++++ TEXT BLOCK

And it's very hard, honestly, as an American to be here and to be witnessing all of this and to be at a loss for words as to what to tell people in terms of what will happen. And as I said before, they're the lucky ones. These kids behind me sleeping on the gravel on a piece of card board box are the lucky ones, because there are many others, thousands of them, just outside the front perimeter, which I saw with my own eyes, with Taliban fighters beating them, with mothers throwing their babies, trying to get them inside the airport compound. It is just a picture of desperation, of failure as well, failure to protect our allies, failure to plan for this eventuality.

And I think everybody here understands that no one could have predicted how quickly things would unravel but, still, talking to the people all day, as we have, there's a lot of heartache and there's a lot bitterness that every eventuality wasn't planned for, that evacuations didn't begin earlier.

And so I guess maybe now is not time for finger-pointing and the blame game and it's always easy to do Monday morning quarterbacking, but certainly seeing these scenes, seeing this heartache, seeing this desperation and seeing this chaos, you have to ask yourself, surely there was a better way. Surely there was a better way.

AVLON: Surely there was. And you're right. There will be time for that kind of an assessment. But I want to ask you about a threat assessment that's just come down, Clarissa, showing that the Taliban seem to be increasing their retaliation against U.S. allies in Kabul and across the country, just on the other side of that wall. What are you hearing about that and what have you seen of that?

WARD: Well, for the first couple of days, the Taliban were on their best behavior. They were trying to show the world that they were an effective political force, that they were mature, responsible state actors. They were trying to escape basically their reputation from the late 90s and early 2000s and then, of course, two decades of bloody, ambitious insurgency. But, listen, it hasn't taken long to start to see their true colors coming out, right?

Yesterday in Kabul, peaceful protests, Afghanistan Independence Day, a bunch of young people went protesting in the center of town just waving Afghan flags. And our colleague, (INAUDIBLE), was near where the protest was happening. He heard gunfire erupt. And then a huge crowd of people just started running towards them. He asked them what had happened and they said the Taliban fighters had opened fire on the crowd to disperse the crowd, even though the Taliban had previously said you can fly whatever flag you want.

And that's the reason people don't trust the Taliban. That's the reason despite the pledges of a blanket amnesty, despite the sort of pledges that no one will face retaliation for working with foreigners or working with Afghan forces, that's the reason people just don't believe them because they say one thing, their leadership, and then the fighters on the street do another thing all together.

Now, it remains to be seen what is going to happen if indeed there is going to be some kind of a purge or a bloodletting with regards to people who worked with the Americans or worked with the Afghan forces. The Taliban has given their word it wouldn't happen. We hear rumblings here and there, nothing that we've been able to confirm. But it's deeply troublesome. And, of course, you know, I think that all the various parties involved, whether it's the U.S., the U.K. who are talking to the Taliban here on the ground make it clear to them that if you behave in that way, you'll be an international pariah.

++++++++
++++ DATASET

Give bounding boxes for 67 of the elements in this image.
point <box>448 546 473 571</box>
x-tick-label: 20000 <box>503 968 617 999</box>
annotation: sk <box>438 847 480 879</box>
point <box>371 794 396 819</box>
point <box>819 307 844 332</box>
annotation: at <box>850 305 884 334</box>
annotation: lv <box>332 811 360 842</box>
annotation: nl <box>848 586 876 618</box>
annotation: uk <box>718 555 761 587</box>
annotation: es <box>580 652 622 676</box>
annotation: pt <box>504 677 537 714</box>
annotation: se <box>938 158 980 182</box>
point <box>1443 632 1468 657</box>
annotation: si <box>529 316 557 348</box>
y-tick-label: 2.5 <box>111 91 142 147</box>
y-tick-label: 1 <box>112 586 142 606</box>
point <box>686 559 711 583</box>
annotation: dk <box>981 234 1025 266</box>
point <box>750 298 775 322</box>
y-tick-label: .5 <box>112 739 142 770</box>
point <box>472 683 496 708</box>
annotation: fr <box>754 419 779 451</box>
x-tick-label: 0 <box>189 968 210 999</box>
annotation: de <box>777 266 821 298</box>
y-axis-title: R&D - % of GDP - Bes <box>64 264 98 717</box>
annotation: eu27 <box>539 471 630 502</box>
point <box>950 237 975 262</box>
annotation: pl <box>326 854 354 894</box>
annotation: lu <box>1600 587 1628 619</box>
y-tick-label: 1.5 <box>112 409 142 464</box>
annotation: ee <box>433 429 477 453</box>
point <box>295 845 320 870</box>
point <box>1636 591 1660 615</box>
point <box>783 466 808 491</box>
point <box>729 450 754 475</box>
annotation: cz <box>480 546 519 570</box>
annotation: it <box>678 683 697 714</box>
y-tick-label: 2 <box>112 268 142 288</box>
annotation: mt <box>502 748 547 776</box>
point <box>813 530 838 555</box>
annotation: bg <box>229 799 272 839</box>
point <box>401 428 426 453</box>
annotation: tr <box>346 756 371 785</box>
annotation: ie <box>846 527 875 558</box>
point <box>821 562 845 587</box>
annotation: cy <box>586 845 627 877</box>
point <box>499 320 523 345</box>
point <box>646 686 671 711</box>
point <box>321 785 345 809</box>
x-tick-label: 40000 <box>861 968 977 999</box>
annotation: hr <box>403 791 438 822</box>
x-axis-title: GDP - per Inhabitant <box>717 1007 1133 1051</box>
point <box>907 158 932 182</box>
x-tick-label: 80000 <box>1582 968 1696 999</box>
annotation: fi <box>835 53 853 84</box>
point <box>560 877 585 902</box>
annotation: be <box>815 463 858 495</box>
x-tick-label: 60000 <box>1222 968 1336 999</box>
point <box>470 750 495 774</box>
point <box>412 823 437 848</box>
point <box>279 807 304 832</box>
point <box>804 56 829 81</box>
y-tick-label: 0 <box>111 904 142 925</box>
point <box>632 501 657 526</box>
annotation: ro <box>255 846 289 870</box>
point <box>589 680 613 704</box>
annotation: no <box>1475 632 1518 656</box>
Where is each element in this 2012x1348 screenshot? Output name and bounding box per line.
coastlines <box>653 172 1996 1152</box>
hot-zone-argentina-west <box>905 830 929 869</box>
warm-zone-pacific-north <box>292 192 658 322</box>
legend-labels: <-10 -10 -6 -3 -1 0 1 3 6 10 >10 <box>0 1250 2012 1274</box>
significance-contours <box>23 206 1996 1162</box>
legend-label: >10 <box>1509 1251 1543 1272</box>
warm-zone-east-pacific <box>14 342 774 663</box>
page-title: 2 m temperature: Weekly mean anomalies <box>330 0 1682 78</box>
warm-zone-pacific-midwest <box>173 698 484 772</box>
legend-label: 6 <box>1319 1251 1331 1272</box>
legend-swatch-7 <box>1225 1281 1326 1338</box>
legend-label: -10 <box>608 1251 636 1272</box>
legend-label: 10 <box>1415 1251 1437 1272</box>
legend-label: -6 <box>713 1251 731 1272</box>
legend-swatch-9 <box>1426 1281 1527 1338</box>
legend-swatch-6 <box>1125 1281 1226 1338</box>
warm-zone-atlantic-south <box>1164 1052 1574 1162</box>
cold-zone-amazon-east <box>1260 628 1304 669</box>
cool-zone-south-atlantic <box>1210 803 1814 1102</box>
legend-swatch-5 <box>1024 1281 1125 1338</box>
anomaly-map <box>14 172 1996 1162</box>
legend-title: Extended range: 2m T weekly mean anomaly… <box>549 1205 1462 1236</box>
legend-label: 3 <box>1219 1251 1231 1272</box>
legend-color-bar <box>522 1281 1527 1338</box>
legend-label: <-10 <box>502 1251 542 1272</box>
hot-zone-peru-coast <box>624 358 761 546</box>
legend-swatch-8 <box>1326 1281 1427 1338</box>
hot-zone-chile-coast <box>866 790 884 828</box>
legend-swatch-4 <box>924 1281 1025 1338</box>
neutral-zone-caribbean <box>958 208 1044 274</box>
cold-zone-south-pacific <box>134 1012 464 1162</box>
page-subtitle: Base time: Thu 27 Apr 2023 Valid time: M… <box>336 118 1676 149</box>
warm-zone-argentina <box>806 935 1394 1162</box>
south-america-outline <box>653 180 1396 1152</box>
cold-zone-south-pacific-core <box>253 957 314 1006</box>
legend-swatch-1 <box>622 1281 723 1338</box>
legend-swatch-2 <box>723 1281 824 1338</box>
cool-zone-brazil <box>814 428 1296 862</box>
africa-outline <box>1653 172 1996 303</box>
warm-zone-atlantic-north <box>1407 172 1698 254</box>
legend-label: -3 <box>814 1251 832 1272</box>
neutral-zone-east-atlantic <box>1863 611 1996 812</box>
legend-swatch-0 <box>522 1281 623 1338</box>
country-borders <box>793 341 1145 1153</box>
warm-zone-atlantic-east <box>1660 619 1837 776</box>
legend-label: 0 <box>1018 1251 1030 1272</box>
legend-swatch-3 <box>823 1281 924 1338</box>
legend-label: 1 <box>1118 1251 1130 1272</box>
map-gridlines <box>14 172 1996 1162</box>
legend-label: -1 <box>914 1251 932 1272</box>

++++++++

REQUIRED WORK
- A) In the Kabul transcript, what were the young protesters waving in the center of town?
- B) List the four things the Kabul transcript says the speaker was seeing before asking whether there was a better way.
- C) Please repeat the Kabul transcript from "And I think" up to and including "didn't begin earlier.", swapping "bitterness" for "resentment".

TASK-BY-TASK OUTPUTS
- A) Afghan flags

- B) These scenes, this heartache, this desperation and this chaos

- C)
And I think everybody here understands that no one could have predicted how quickly things would unravel but, still, talking to the people all day, as we have, there's a lot of heartache and there's a lot resentment that every eventuality wasn't planned for, that evacuations didn't begin earlier.